Dataset records:

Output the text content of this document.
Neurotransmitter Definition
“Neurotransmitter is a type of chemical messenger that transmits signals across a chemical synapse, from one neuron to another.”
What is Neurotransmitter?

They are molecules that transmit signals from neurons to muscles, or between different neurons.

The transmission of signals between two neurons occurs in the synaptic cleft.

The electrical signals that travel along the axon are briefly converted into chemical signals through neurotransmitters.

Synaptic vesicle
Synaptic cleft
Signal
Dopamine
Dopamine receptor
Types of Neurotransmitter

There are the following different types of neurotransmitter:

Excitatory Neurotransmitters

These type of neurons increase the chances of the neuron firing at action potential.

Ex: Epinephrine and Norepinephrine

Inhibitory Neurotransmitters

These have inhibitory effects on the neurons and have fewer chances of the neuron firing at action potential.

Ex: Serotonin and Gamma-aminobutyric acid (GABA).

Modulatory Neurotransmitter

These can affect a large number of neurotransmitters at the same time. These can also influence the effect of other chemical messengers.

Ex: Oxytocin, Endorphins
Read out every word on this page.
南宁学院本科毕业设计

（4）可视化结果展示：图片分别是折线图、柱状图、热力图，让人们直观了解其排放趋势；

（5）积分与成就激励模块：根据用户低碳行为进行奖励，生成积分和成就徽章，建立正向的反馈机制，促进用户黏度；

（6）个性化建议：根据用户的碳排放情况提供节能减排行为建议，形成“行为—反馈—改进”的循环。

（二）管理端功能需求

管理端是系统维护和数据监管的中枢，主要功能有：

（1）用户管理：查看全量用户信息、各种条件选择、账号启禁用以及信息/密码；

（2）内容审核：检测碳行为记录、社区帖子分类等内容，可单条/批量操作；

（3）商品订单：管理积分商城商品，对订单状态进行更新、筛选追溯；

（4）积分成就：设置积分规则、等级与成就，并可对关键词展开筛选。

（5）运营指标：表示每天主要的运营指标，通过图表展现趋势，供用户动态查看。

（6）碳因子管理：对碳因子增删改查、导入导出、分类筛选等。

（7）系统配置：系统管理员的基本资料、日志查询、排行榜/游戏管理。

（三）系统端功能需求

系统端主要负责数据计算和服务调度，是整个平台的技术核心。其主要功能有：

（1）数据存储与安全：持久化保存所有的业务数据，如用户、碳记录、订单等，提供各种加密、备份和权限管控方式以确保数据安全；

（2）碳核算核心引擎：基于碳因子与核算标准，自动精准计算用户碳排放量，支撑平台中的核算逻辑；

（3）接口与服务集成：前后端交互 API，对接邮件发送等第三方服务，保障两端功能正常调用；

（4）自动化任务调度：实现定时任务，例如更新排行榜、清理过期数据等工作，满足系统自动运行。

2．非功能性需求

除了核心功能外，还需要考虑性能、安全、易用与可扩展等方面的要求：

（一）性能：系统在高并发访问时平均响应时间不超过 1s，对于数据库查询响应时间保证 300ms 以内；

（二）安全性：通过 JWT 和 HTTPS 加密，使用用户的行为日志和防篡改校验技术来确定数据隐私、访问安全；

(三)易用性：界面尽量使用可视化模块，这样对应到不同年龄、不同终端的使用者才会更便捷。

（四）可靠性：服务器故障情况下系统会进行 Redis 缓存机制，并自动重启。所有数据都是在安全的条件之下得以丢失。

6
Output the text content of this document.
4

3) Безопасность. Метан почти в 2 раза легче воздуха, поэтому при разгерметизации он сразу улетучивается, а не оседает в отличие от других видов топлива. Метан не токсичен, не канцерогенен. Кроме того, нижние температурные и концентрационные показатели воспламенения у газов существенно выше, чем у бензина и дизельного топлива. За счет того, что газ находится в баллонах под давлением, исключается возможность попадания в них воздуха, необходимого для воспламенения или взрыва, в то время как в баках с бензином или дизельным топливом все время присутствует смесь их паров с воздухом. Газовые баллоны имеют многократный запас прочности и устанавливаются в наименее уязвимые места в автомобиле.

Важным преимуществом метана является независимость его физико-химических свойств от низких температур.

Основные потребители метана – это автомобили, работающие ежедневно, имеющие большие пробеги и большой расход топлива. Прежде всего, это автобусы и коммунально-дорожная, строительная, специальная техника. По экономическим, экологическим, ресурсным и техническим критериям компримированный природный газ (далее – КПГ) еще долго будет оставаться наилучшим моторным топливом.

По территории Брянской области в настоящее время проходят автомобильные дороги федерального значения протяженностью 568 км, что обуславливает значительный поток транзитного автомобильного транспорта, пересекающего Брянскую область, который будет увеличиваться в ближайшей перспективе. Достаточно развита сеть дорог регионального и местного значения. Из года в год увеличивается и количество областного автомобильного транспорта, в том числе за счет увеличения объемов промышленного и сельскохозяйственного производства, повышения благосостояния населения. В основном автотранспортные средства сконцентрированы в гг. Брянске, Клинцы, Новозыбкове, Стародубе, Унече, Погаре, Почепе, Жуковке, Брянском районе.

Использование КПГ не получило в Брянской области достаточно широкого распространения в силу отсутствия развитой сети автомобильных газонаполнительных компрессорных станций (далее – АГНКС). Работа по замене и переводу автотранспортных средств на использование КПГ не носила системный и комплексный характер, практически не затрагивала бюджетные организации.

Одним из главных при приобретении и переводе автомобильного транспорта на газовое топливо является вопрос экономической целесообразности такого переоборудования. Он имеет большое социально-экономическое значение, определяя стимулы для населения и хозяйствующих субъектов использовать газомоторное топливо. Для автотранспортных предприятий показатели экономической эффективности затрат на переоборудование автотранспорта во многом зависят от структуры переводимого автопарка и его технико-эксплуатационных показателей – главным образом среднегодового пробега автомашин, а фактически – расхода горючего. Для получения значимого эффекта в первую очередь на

What you need to do:
Scan the listing above for the word "that" and show each line where it is found.

Answer for the task:
“Neurotransmitter is a type of chemical messenger that transmits signals across a chemical synapse, from one neuron to another.”
They are molecules that transmit signals from neurons to muscles, or between different neurons.
The electrical signals that travel along the axon are briefly converted into chemical signals through neurotransmitters.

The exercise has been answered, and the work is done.